**SHORT PROBLEM**
Copy the entries word for word, from the line with "button[interactable]: 消息 [693, 79, 856, 148]" to the line with "button[interactable]: 首页 [13, 1506, 163, 1600]", both of those lines included.
# START OF SUPPLIED DATA
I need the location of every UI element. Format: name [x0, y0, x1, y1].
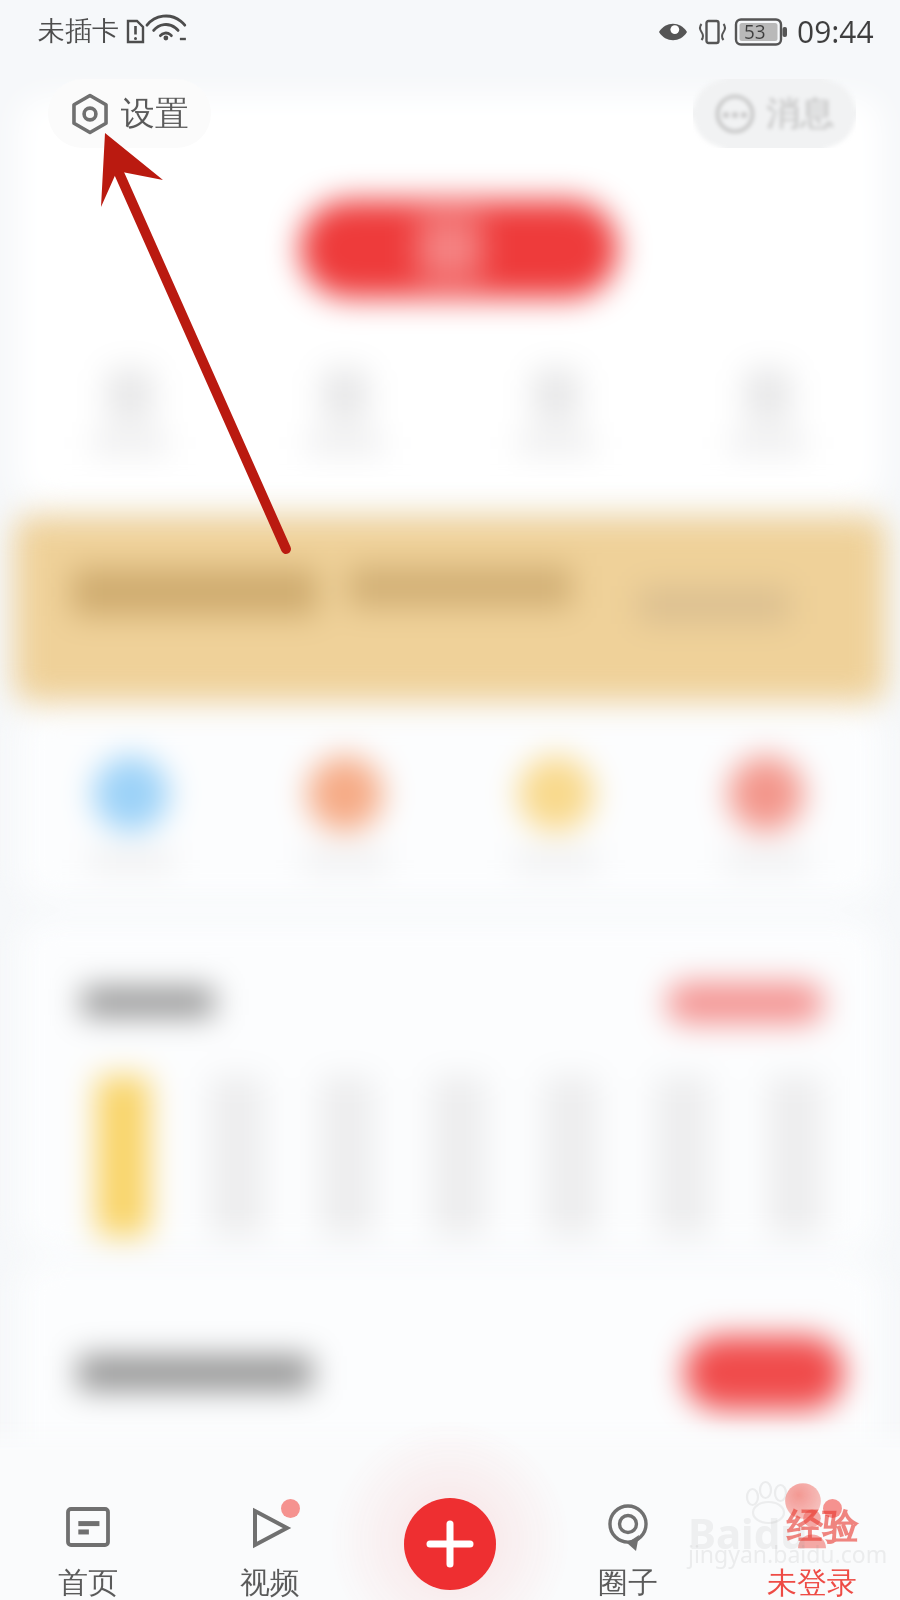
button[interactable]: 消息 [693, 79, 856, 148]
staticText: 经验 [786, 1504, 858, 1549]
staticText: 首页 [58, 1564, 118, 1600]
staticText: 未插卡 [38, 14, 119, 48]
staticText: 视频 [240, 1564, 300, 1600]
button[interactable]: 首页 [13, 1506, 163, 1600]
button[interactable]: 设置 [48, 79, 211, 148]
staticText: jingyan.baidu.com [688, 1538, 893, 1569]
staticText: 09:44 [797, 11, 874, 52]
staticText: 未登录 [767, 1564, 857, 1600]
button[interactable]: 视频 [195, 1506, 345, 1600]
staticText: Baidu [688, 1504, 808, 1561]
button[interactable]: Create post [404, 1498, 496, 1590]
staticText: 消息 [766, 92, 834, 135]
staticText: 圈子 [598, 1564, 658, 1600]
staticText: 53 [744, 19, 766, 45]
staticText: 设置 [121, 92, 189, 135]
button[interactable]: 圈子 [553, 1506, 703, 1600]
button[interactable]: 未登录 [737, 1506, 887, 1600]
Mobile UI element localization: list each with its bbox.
# END OF SUPPLIED DATA
**THE ANSWER**
button[interactable]: 消息 [693, 79, 856, 148]
staticText: 经验 [786, 1504, 858, 1549]
staticText: 首页 [58, 1564, 118, 1600]
staticText: 未插卡 [38, 14, 119, 48]
staticText: 视频 [240, 1564, 300, 1600]
button[interactable]: 首页 [13, 1506, 163, 1600]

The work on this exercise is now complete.